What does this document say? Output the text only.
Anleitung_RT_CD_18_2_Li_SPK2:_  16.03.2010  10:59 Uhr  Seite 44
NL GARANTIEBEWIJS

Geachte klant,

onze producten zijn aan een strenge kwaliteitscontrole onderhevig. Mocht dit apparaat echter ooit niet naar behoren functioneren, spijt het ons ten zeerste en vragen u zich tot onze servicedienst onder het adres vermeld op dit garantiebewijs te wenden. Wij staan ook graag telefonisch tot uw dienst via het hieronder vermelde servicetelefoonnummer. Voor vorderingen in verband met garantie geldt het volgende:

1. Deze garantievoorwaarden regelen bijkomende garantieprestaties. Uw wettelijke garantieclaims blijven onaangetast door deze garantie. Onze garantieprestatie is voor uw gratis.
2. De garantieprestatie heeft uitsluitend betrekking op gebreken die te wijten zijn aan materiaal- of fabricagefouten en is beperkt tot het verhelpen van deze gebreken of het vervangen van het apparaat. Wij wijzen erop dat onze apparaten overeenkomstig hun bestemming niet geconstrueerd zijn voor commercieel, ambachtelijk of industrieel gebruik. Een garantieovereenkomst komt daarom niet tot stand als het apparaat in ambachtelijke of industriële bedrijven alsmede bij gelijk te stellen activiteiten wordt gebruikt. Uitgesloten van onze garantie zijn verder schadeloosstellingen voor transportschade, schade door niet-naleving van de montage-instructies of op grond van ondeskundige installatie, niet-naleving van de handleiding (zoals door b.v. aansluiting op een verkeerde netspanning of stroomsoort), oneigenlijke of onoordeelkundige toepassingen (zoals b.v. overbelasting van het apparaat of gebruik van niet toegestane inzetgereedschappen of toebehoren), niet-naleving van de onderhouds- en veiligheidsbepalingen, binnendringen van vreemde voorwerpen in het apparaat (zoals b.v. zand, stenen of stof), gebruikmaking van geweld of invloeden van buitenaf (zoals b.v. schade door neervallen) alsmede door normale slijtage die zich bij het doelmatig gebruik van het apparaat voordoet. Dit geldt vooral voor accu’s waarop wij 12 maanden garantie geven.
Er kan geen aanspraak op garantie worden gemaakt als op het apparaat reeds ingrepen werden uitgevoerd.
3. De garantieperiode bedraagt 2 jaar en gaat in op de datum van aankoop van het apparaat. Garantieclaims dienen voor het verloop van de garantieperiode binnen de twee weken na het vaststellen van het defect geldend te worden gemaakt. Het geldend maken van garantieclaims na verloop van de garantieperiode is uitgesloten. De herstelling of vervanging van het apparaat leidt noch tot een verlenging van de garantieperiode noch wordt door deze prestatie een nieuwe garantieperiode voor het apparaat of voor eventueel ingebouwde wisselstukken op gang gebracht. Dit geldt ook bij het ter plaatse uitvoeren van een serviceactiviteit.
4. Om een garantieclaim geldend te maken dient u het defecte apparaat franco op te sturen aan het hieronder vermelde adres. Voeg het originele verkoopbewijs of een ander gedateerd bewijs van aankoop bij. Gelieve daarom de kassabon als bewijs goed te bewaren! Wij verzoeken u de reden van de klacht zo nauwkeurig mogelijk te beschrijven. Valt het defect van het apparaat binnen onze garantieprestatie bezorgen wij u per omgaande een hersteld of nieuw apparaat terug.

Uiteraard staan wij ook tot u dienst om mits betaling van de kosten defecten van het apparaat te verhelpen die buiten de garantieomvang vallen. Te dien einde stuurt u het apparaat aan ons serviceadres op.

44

——————

EXERCISE GOAL: Reproduce all of the material above word for word.

RESULT OF THE EXERCISE:
What does this document say? Output the text only.
Anleitung_RT_CD_18_2_Li_SPK2:_  16.03.2010  10:59 Uhr  Seite 44
NL GARANTIEBEWIJS

Geachte klant,

onze producten zijn aan een strenge kwaliteitscontrole onderhevig. Mocht dit apparaat echter ooit niet naar behoren functioneren, spijt het ons ten zeerste en vragen u zich tot onze servicedienst onder het adres vermeld op dit garantiebewijs te wenden. Wij staan ook graag telefonisch tot uw dienst via het hieronder vermelde servicetelefoonnummer. Voor vorderingen in verband met garantie geldt het volgende:

1. Deze garantievoorwaarden regelen bijkomende garantieprestaties. Uw wettelijke garantieclaims blijven onaangetast door deze garantie. Onze garantieprestatie is voor uw gratis.
2. De garantieprestatie heeft uitsluitend betrekking op gebreken die te wijten zijn aan materiaal- of fabricagefouten en is beperkt tot het verhelpen van deze gebreken of het vervangen van het apparaat. Wij wijzen erop dat onze apparaten overeenkomstig hun bestemming niet geconstrueerd zijn voor commercieel, ambachtelijk of industrieel gebruik. Een garantieovereenkomst komt daarom niet tot stand als het apparaat in ambachtelijke of industriële bedrijven alsmede bij gelijk te stellen activiteiten wordt gebruikt. Uitgesloten van onze garantie zijn verder schadeloosstellingen voor transportschade, schade door niet-naleving van de montage-instructies of op grond van ondeskundige installatie, niet-naleving van de handleiding (zoals door b.v. aansluiting op een verkeerde netspanning of stroomsoort), oneigenlijke of onoordeelkundige toepassingen (zoals b.v. overbelasting van het apparaat of gebruik van niet toegestane inzetgereedschappen of toebehoren), niet-naleving van de onderhouds- en veiligheidsbepalingen, binnendringen van vreemde voorwerpen in het apparaat (zoals b.v. zand, stenen of stof), gebruikmaking van geweld of invloeden van buitenaf (zoals b.v. schade door neervallen) alsmede door normale slijtage die zich bij het doelmatig gebruik van het apparaat voordoet. Dit geldt vooral voor accu’s waarop wij 12 maanden garantie geven.
Er kan geen aanspraak op garantie worden gemaakt als op het apparaat reeds ingrepen werden uitgevoerd.
3. De garantieperiode bedraagt 2 jaar en gaat in op de datum van aankoop van het apparaat. Garantieclaims dienen voor het verloop van de garantieperiode binnen de twee weken na het vaststellen van het defect geldend te worden gemaakt. Het geldend maken van garantieclaims na verloop van de garantieperiode is uitgesloten. De herstelling of vervanging van het apparaat leidt noch tot een verlenging van de garantieperiode noch wordt door deze prestatie een nieuwe garantieperiode voor het apparaat of voor eventueel ingebouwde wisselstukken op gang gebracht. Dit geldt ook bij het ter plaatse uitvoeren van een serviceactiviteit.
4. Om een garantieclaim geldend te maken dient u het defecte apparaat franco op te sturen aan het hieronder vermelde adres. Voeg het originele verkoopbewijs of een ander gedateerd bewijs van aankoop bij. Gelieve daarom de kassabon als bewijs goed te bewaren! Wij verzoeken u de reden van de klacht zo nauwkeurig mogelijk te beschrijven. Valt het defect van het apparaat binnen onze garantieprestatie bezorgen wij u per omgaande een hersteld of nieuw apparaat terug.

Uiteraard staan wij ook tot u dienst om mits betaling van de kosten defecten van het apparaat te verhelpen die buiten de garantieomvang vallen. Te dien einde stuurt u het apparaat aan ons serviceadres op.

44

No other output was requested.